Task to carry out:
Below are the records; pull every line that includes "title".

Figure dataset records:

────────────────────────────────────────

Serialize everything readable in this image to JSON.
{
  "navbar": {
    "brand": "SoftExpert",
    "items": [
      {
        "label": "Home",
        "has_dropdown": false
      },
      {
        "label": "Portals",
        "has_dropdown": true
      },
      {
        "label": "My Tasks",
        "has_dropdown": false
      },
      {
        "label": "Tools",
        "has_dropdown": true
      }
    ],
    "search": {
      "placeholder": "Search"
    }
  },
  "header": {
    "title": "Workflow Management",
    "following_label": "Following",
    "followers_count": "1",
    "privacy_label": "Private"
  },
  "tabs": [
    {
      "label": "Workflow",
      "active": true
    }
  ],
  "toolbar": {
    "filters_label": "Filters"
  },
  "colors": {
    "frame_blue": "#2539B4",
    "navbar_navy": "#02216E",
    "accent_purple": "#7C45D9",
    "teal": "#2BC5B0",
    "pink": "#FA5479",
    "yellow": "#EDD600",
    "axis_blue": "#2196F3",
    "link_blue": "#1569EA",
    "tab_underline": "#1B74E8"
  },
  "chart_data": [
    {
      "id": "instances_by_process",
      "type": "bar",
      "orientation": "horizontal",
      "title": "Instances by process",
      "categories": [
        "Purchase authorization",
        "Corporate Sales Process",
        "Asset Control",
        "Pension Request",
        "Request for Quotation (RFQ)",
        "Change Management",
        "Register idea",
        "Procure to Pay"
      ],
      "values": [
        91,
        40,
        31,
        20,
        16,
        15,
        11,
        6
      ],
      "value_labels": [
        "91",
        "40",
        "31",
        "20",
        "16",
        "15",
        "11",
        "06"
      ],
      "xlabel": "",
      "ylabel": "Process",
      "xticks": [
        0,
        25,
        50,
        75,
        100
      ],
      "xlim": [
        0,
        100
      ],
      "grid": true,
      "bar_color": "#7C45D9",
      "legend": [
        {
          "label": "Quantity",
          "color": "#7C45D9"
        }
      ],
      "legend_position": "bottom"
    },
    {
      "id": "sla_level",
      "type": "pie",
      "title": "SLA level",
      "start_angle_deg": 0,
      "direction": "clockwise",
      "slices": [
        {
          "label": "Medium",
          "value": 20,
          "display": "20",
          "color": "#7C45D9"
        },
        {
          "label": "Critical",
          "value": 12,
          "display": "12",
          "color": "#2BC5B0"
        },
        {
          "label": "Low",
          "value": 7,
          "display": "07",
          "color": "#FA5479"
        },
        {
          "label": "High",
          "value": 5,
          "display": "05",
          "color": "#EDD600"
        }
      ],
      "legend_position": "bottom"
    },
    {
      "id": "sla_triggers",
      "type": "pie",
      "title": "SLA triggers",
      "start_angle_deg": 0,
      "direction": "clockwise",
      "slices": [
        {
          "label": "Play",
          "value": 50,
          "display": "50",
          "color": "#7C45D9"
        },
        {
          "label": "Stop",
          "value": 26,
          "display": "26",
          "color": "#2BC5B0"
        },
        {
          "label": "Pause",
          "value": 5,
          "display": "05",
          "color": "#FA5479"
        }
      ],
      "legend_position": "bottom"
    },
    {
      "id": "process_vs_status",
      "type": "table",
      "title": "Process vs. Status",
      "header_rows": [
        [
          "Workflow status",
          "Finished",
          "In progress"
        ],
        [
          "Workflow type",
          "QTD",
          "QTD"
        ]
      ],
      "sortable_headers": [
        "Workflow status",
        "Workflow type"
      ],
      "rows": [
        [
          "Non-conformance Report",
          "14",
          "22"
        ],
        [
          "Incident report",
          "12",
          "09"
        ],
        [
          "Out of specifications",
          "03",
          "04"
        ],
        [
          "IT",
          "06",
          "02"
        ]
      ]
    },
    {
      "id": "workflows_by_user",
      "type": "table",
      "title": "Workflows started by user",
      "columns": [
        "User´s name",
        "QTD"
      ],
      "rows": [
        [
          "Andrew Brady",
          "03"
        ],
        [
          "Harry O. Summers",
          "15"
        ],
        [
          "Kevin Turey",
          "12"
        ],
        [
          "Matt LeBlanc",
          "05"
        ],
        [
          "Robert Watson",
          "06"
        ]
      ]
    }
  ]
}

────────────────────────────────────────

The output:
    "title": "Workflow Management",
      "title": "Instances by process",
      "title": "SLA level",
      "title": "SLA triggers",
      "title": "Process vs. Status",
      "title": "Workflows started by user",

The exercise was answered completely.